======== EXERCISE MATERIALS ========

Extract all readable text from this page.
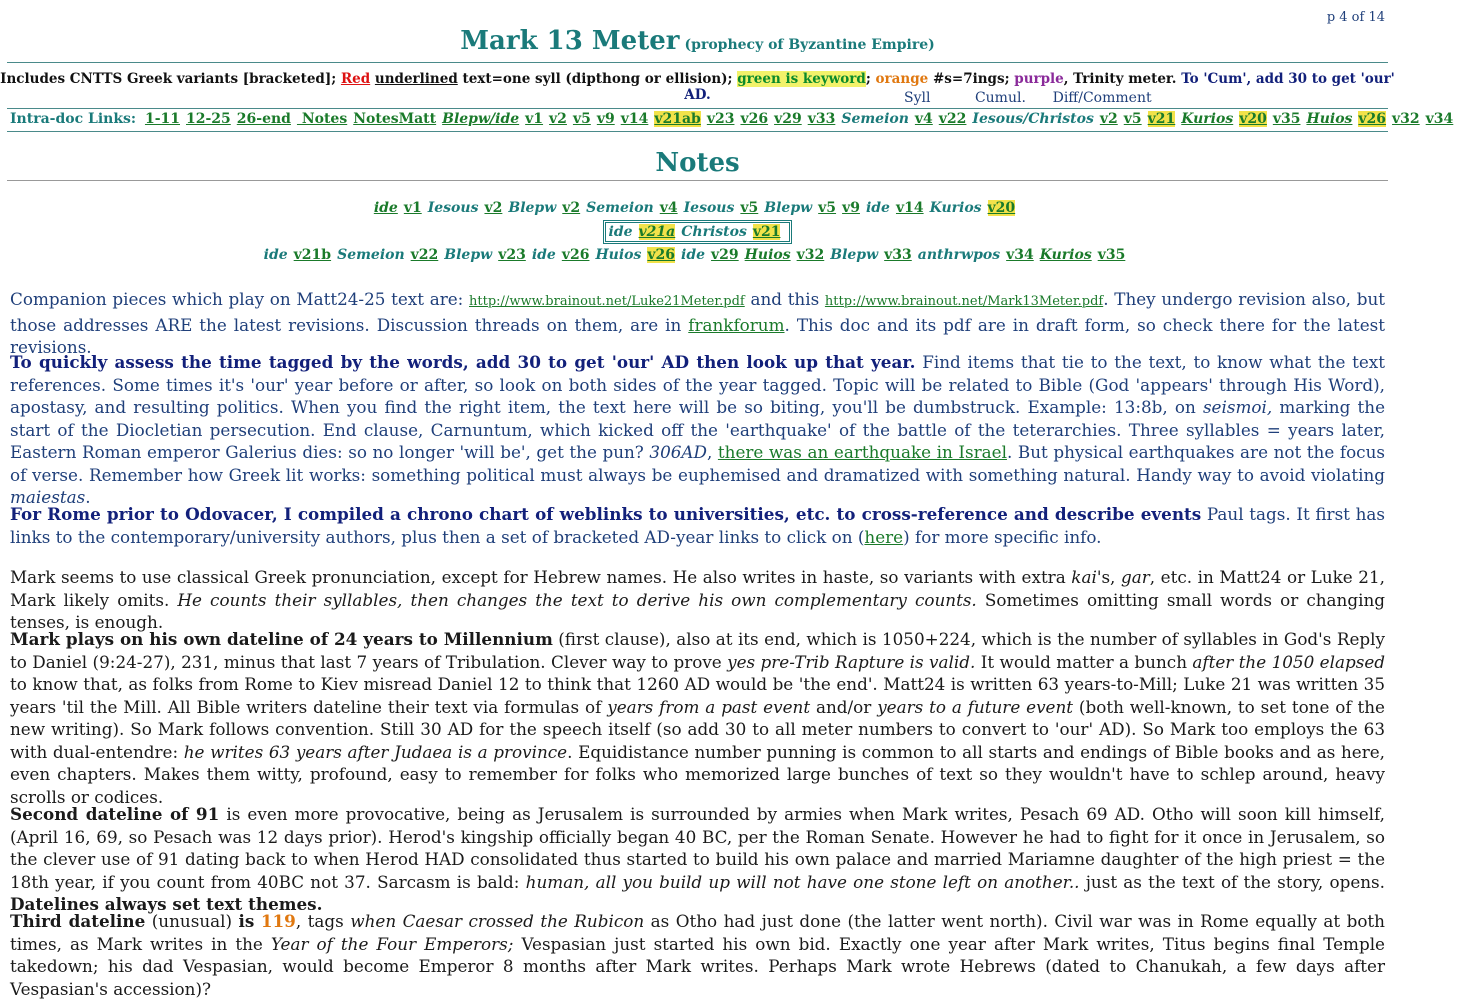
p 4 of 14
Mark 13 Meter (prophecy of Byzantine Empire)
Includes CNTTS Greek variants [bracketed]; Red underlined text=one syll (dipthong or ellision); green is keyword; orange #s=7ings; purple, Trinity meter. To 'Cum', add 30 to get 'our' AD.	Syll          Cumul.      Diff/Comment
Intra-doc Links: 1-11 12-25 26-end Notes NotesMatt Blepw/ide v1 v2 v5 v9 v14 v21ab v23 v26 v29 v33 Semeion v4 v22 Iesous/Christos v2 v5 v21 Kurios v20 v35 Huios v26 v32 v34
Notes
ide v1 Iesous v2 Blepw v2 Semeion v4 Iesous v5 Blepw v5 v9 ide v14 Kurios v20
ide v21a Christos v21
ide v21b Semeion v22 Blepw v23 ide v26 Huios v26 ide v29 Huios v32 Blepw v33 anthrwpos v34 Kurios v35
Companion pieces which play on Matt24-25 text are: http://www.brainout.net/Luke21Meter.pdf and this http://www.brainout.net/Mark13Meter.pdf. They undergo revision also, but those addresses ARE the latest revisions. Discussion threads on them, are in frankforum. This doc and its pdf are in draft form, so check there for the latest revisions.
To quickly assess the time tagged by the words, add 30 to get 'our' AD then look up that year. Find items that tie to the text, to know what the text references. Some times it's 'our' year before or after, so look on both sides of the year tagged. Topic will be related to Bible (God 'appears' through His Word), apostasy, and resulting politics. When you find the right item, the text here will be so biting, you'll be dumbstruck. Example: 13:8b, on seismoi, marking the start of the Diocletian persecution. End clause, Carnuntum, which kicked off the 'earthquake' of the battle of the teterarchies. Three syllables = years later, Eastern Roman emperor Galerius dies: so no longer 'will be', get the pun? 306AD, there was an earthquake in Israel. But physical earthquakes are not the focus of verse. Remember how Greek lit works: something political must always be euphemised and dramatized with something natural. Handy way to avoid violating maiestas.
For Rome prior to Odovacer, I compiled a chrono chart of weblinks to universities, etc. to cross-reference and describe events Paul tags. It first has links to the contemporary/university authors, plus then a set of bracketed AD-year links to click on (here) for more specific info.
Mark seems to use classical Greek pronunciation, except for Hebrew names. He also writes in haste, so variants with extra kai's, gar, etc. in Matt24 or Luke 21, Mark likely omits. He counts their syllables, then changes the text to derive his own complementary counts. Sometimes omitting small words or changing tenses, is enough.
Mark plays on his own dateline of 24 years to Millennium (first clause), also at its end, which is 1050+224, which is the number of syllables in God's Reply to Daniel (9:24-27), 231, minus that last 7 years of Tribulation. Clever way to prove yes pre-Trib Rapture is valid. It would matter a bunch after the 1050 elapsed to know that, as folks from Rome to Kiev misread Daniel 12 to think that 1260 AD would be 'the end'. Matt24 is written 63 years-to-Mill; Luke 21 was written 35 years 'til the Mill. All Bible writers dateline their text via formulas of years from a past event and/or years to a future event (both well-known, to set tone of the new writing). So Mark follows convention. Still 30 AD for the speech itself (so add 30 to all meter numbers to convert to 'our' AD). So Mark too employs the 63 with dual-entendre: he writes 63 years after Judaea is a province. Equidistance number punning is common to all starts and endings of Bible books and as here, even chapters. Makes them witty, profound, easy to remember for folks who memorized large bunches of text so they wouldn't have to schlep around, heavy scrolls or codices.
Second dateline of 91 is even more provocative, being as Jerusalem is surrounded by armies when Mark writes, Pesach 69 AD. Otho will soon kill himself, (April 16, 69, so Pesach was 12 days prior). Herod's kingship officially began 40 BC, per the Roman Senate. However he had to fight for it once in Jerusalem, so the clever use of 91 dating back to when Herod HAD consolidated thus started to build his own palace and married Mariamne daughter of the high priest = the 18th year, if you count from 40BC not 37. Sarcasm is bald: human, all you build up will not have one stone left on another.. just as the text of the story, opens. Datelines always set text themes.
Third dateline (unusual) is 119, tags when Caesar crossed the Rubicon as Otho had just done (the latter went north). Civil war was in Rome equally at both times, as Mark writes in the Year of the Four Emperors; Vespasian just started his own bid. Exactly one year after Mark writes, Titus begins final Temple takedown; his dad Vespasian, would become Emperor 8 months after Mark writes. Perhaps Mark wrote Hebrews (dated to Chanukah, a few days after Vespasian's accession)?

========

▶ YOUR OBJECTIVE
None of the pictures should appear; repeat the records exactly otherwise.

▶ THE COMPLETED TASK
Extract all readable text from this page.
p 4 of 14
Mark 13 Meter (prophecy of Byzantine Empire)
Includes CNTTS Greek variants [bracketed]; Red underlined text=one syll (dipthong or ellision); green is keyword; orange #s=7ings; purple, Trinity meter. To 'Cum', add 30 to get 'our' AD.	Syll          Cumul.      Diff/Comment
Intra-doc Links: 1-11 12-25 26-end Notes NotesMatt Blepw/ide v1 v2 v5 v9 v14 v21ab v23 v26 v29 v33 Semeion v4 v22 Iesous/Christos v2 v5 v21 Kurios v20 v35 Huios v26 v32 v34
Notes
ide v1 Iesous v2 Blepw v2 Semeion v4 Iesous v5 Blepw v5 v9 ide v14 Kurios v20
ide v21a Christos v21
ide v21b Semeion v22 Blepw v23 ide v26 Huios v26 ide v29 Huios v32 Blepw v33 anthrwpos v34 Kurios v35
Companion pieces which play on Matt24-25 text are: http://www.brainout.net/Luke21Meter.pdf and this http://www.brainout.net/Mark13Meter.pdf. They undergo revision also, but those addresses ARE the latest revisions. Discussion threads on them, are in frankforum. This doc and its pdf are in draft form, so check there for the latest revisions.
To quickly assess the time tagged by the words, add 30 to get 'our' AD then look up that year. Find items that tie to the text, to know what the text references. Some times it's 'our' year before or after, so look on both sides of the year tagged. Topic will be related to Bible (God 'appears' through His Word), apostasy, and resulting politics. When you find the right item, the text here will be so biting, you'll be dumbstruck. Example: 13:8b, on seismoi, marking the start of the Diocletian persecution. End clause, Carnuntum, which kicked off the 'earthquake' of the battle of the teterarchies. Three syllables = years later, Eastern Roman emperor Galerius dies: so no longer 'will be', get the pun? 306AD, there was an earthquake in Israel. But physical earthquakes are not the focus of verse. Remember how Greek lit works: something political must always be euphemised and dramatized with something natural. Handy way to avoid violating maiestas.
For Rome prior to Odovacer, I compiled a chrono chart of weblinks to universities, etc. to cross-reference and describe events Paul tags. It first has links to the contemporary/university authors, plus then a set of bracketed AD-year links to click on (here) for more specific info.
Mark seems to use classical Greek pronunciation, except for Hebrew names. He also writes in haste, so variants with extra kai's, gar, etc. in Matt24 or Luke 21, Mark likely omits. He counts their syllables, then changes the text to derive his own complementary counts. Sometimes omitting small words or changing tenses, is enough.
Mark plays on his own dateline of 24 years to Millennium (first clause), also at its end, which is 1050+224, which is the number of syllables in God's Reply to Daniel (9:24-27), 231, minus that last 7 years of Tribulation. Clever way to prove yes pre-Trib Rapture is valid. It would matter a bunch after the 1050 elapsed to know that, as folks from Rome to Kiev misread Daniel 12 to think that 1260 AD would be 'the end'. Matt24 is written 63 years-to-Mill; Luke 21 was written 35 years 'til the Mill. All Bible writers dateline their text via formulas of years from a past event and/or years to a future event (both well-known, to set tone of the new writing). So Mark follows convention. Still 30 AD for the speech itself (so add 30 to all meter numbers to convert to 'our' AD). So Mark too employs the 63 with dual-entendre: he writes 63 years after Judaea is a province. Equidistance number punning is common to all starts and endings of Bible books and as here, even chapters. Makes them witty, profound, easy to remember for folks who memorized large bunches of text so they wouldn't have to schlep around, heavy scrolls or codices.
Second dateline of 91 is even more provocative, being as Jerusalem is surrounded by armies when Mark writes, Pesach 69 AD. Otho will soon kill himself, (April 16, 69, so Pesach was 12 days prior). Herod's kingship officially began 40 BC, per the Roman Senate. However he had to fight for it once in Jerusalem, so the clever use of 91 dating back to when Herod HAD consolidated thus started to build his own palace and married Mariamne daughter of the high priest = the 18th year, if you count from 40BC not 37. Sarcasm is bald: human, all you build up will not have one stone left on another.. just as the text of the story, opens. Datelines always set text themes.
Third dateline (unusual) is 119, tags when Caesar crossed the Rubicon as Otho had just done (the latter went north). Civil war was in Rome equally at both times, as Mark writes in the Year of the Four Emperors; Vespasian just started his own bid. Exactly one year after Mark writes, Titus begins final Temple takedown; his dad Vespasian, would become Emperor 8 months after Mark writes. Perhaps Mark wrote Hebrews (dated to Chanukah, a few days after Vespasian's accession)?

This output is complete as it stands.